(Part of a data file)

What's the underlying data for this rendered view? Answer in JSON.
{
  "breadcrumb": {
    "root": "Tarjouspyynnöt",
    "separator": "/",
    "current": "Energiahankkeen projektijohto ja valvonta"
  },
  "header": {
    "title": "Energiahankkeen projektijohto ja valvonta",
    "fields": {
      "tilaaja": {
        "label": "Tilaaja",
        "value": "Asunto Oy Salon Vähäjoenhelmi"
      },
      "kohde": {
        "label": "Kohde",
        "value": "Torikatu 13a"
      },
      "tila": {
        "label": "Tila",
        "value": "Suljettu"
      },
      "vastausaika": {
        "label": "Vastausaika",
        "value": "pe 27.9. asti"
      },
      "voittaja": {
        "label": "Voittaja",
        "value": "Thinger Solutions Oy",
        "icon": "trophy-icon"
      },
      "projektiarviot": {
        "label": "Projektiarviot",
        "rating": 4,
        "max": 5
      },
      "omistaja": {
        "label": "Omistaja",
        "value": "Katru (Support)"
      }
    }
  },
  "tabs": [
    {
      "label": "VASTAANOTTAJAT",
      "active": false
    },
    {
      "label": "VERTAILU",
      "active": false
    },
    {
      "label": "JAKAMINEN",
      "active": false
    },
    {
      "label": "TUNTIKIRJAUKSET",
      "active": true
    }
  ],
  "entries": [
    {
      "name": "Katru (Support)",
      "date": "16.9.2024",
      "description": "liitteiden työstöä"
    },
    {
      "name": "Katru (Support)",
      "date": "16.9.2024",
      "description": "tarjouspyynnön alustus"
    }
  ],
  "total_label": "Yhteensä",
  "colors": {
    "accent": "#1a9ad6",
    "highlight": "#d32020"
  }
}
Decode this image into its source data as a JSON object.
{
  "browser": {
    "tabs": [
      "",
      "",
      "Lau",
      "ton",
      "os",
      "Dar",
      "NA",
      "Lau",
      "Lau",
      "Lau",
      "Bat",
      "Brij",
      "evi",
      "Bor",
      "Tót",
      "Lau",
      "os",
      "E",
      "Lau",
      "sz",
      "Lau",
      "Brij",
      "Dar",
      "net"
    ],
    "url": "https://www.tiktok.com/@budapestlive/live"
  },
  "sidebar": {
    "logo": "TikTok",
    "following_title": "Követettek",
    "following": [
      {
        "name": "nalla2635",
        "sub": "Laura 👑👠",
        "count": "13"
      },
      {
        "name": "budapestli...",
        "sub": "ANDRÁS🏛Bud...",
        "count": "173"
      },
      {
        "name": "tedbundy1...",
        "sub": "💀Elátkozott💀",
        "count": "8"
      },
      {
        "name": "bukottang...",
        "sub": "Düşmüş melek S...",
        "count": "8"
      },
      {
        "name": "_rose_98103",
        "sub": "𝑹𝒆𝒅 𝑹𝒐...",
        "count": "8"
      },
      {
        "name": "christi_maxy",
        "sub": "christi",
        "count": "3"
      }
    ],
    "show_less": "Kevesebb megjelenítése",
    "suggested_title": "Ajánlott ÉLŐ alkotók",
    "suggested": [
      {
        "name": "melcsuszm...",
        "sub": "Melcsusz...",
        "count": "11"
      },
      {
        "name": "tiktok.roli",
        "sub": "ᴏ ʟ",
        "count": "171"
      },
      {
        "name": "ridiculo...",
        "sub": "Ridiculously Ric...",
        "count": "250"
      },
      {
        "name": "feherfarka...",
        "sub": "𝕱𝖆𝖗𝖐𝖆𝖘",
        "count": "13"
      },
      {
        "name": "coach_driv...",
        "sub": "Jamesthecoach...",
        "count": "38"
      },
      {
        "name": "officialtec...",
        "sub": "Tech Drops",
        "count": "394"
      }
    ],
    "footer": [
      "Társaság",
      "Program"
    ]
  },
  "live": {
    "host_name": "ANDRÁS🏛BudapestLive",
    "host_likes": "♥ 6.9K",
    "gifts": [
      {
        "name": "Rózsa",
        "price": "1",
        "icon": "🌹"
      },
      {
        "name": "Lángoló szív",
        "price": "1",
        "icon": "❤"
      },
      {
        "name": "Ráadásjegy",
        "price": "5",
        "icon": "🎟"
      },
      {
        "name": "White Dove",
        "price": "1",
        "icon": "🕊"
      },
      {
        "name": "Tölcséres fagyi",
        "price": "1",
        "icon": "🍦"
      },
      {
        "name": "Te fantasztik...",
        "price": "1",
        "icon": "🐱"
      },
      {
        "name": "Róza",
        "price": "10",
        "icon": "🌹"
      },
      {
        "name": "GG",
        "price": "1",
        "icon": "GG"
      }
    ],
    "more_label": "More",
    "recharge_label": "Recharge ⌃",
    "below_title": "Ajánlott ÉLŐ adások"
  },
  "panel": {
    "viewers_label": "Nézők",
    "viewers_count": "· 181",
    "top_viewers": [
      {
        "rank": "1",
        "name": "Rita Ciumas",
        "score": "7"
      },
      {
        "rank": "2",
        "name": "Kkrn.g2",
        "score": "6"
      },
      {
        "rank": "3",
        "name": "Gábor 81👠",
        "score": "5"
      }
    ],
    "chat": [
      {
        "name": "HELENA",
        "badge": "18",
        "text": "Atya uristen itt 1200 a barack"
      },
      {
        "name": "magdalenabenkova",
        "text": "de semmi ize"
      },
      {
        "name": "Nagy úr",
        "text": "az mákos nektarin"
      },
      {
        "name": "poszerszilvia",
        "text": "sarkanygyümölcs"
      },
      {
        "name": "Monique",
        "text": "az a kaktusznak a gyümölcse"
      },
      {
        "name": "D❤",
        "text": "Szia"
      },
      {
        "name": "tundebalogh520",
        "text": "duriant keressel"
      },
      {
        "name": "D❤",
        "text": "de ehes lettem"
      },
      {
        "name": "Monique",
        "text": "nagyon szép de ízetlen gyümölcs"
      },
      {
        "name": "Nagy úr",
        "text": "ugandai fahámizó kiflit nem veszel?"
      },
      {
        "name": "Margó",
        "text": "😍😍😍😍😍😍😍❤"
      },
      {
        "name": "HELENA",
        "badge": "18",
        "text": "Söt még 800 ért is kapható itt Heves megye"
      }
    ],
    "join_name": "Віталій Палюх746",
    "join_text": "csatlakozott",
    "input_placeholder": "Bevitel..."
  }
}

▶ TASK BRIEF: Every record above should be copied exactly.

▶ RESPONSE:
What's the underlying data for this rendered view? Answer in JSON.
{
  "breadcrumb": {
    "root": "Tarjouspyynnöt",
    "separator": "/",
    "current": "Energiahankkeen projektijohto ja valvonta"
  },
  "header": {
    "title": "Energiahankkeen projektijohto ja valvonta",
    "fields": {
      "tilaaja": {
        "label": "Tilaaja",
        "value": "Asunto Oy Salon Vähäjoenhelmi"
      },
      "kohde": {
        "label": "Kohde",
        "value": "Torikatu 13a"
      },
      "tila": {
        "label": "Tila",
        "value": "Suljettu"
      },
      "vastausaika": {
        "label": "Vastausaika",
        "value": "pe 27.9. asti"
      },
      "voittaja": {
        "label": "Voittaja",
        "value": "Thinger Solutions Oy",
        "icon": "trophy-icon"
      },
      "projektiarviot": {
        "label": "Projektiarviot",
        "rating": 4,
        "max": 5
      },
      "omistaja": {
        "label": "Omistaja",
        "value": "Katru (Support)"
      }
    }
  },
  "tabs": [
    {
      "label": "VASTAANOTTAJAT",
      "active": false
    },
    {
      "label": "VERTAILU",
      "active": false
    },
    {
      "label": "JAKAMINEN",
      "active": false
    },
    {
      "label": "TUNTIKIRJAUKSET",
      "active": true
    }
  ],
  "entries": [
    {
      "name": "Katru (Support)",
      "date": "16.9.2024",
      "description": "liitteiden työstöä"
    },
    {
      "name": "Katru (Support)",
      "date": "16.9.2024",
      "description": "tarjouspyynnön alustus"
    }
  ],
  "total_label": "Yhteensä",
  "colors": {
    "accent": "#1a9ad6",
    "highlight": "#d32020"
  }
}
Decode this image into its source data as a JSON object.
{
  "browser": {
    "tabs": [
      "",
      "",
      "Lau",
      "ton",
      "os",
      "Dar",
      "NA",
      "Lau",
      "Lau",
      "Lau",
      "Bat",
      "Brij",
      "evi",
      "Bor",
      "Tót",
      "Lau",
      "os",
      "E",
      "Lau",
      "sz",
      "Lau",
      "Brij",
      "Dar",
      "net"
    ],
    "url": "https://www.tiktok.com/@budapestlive/live"
  },
  "sidebar": {
    "logo": "TikTok",
    "following_title": "Követettek",
    "following": [
      {
        "name": "nalla2635",
        "sub": "Laura 👑👠",
        "count": "13"
      },
      {
        "name": "budapestli...",
        "sub": "ANDRÁS🏛Bud...",
        "count": "173"
      },
      {
        "name": "tedbundy1...",
        "sub": "💀Elátkozott💀",
        "count": "8"
      },
      {
        "name": "bukottang...",
        "sub": "Düşmüş melek S...",
        "count": "8"
      },
      {
        "name": "_rose_98103",
        "sub": "𝑹𝒆𝒅 𝑹𝒐...",
        "count": "8"
      },
      {
        "name": "christi_maxy",
        "sub": "christi",
        "count": "3"
      }
    ],
    "show_less": "Kevesebb megjelenítése",
    "suggested_title": "Ajánlott ÉLŐ alkotók",
    "suggested": [
      {
        "name": "melcsuszm...",
        "sub": "Melcsusz...",
        "count": "11"
      },
      {
        "name": "tiktok.roli",
        "sub": "ᴏ ʟ",
        "count": "171"
      },
      {
        "name": "ridiculo...",
        "sub": "Ridiculously Ric...",
        "count": "250"
      },
      {
        "name": "feherfarka...",
        "sub": "𝕱𝖆𝖗𝖐𝖆𝖘",
        "count": "13"
      },
      {
        "name": "coach_driv...",
        "sub": "Jamesthecoach...",
        "count": "38"
      },
      {
        "name": "officialtec...",
        "sub": "Tech Drops",
        "count": "394"
      }
    ],
    "footer": [
      "Társaság",
      "Program"
    ]
  },
  "live": {
    "host_name": "ANDRÁS🏛BudapestLive",
    "host_likes": "♥ 6.9K",
    "gifts": [
      {
        "name": "Rózsa",
        "price": "1",
        "icon": "🌹"
      },
      {
        "name": "Lángoló szív",
        "price": "1",
        "icon": "❤"
      },
      {
        "name": "Ráadásjegy",
        "price": "5",
        "icon": "🎟"
      },
      {
        "name": "White Dove",
        "price": "1",
        "icon": "🕊"
      },
      {
        "name": "Tölcséres fagyi",
        "price": "1",
        "icon": "🍦"
      },
      {
        "name": "Te fantasztik...",
        "price": "1",
        "icon": "🐱"
      },
      {
        "name": "Róza",
        "price": "10",
        "icon": "🌹"
      },
      {
        "name": "GG",
        "price": "1",
        "icon": "GG"
      }
    ],
    "more_label": "More",
    "recharge_label": "Recharge ⌃",
    "below_title": "Ajánlott ÉLŐ adások"
  },
  "panel": {
    "viewers_label": "Nézők",
    "viewers_count": "· 181",
    "top_viewers": [
      {
        "rank": "1",
        "name": "Rita Ciumas",
        "score": "7"
      },
      {
        "rank": "2",
        "name": "Kkrn.g2",
        "score": "6"
      },
      {
        "rank": "3",
        "name": "Gábor 81👠",
        "score": "5"
      }
    ],
    "chat": [
      {
        "name": "HELENA",
        "badge": "18",
        "text": "Atya uristen itt 1200 a barack"
      },
      {
        "name": "magdalenabenkova",
        "text": "de semmi ize"
      },
      {
        "name": "Nagy úr",
        "text": "az mákos nektarin"
      },
      {
        "name": "poszerszilvia",
        "text": "sarkanygyümölcs"
      },
      {
        "name": "Monique",
        "text": "az a kaktusznak a gyümölcse"
      },
      {
        "name": "D❤",
        "text": "Szia"
      },
      {
        "name": "tundebalogh520",
        "text": "duriant keressel"
      },
      {
        "name": "D❤",
        "text": "de ehes lettem"
      },
      {
        "name": "Monique",
        "text": "nagyon szép de ízetlen gyümölcs"
      },
      {
        "name": "Nagy úr",
        "text": "ugandai fahámizó kiflit nem veszel?"
      },
      {
        "name": "Margó",
        "text": "😍😍😍😍😍😍😍❤"
      },
      {
        "name": "HELENA",
        "badge": "18",
        "text": "Söt még 800 ért is kapható itt Heves megye"
      }
    ],
    "join_name": "Віталій Палюх746",
    "join_text": "csatlakozott",
    "input_placeholder": "Bevitel..."
  }
}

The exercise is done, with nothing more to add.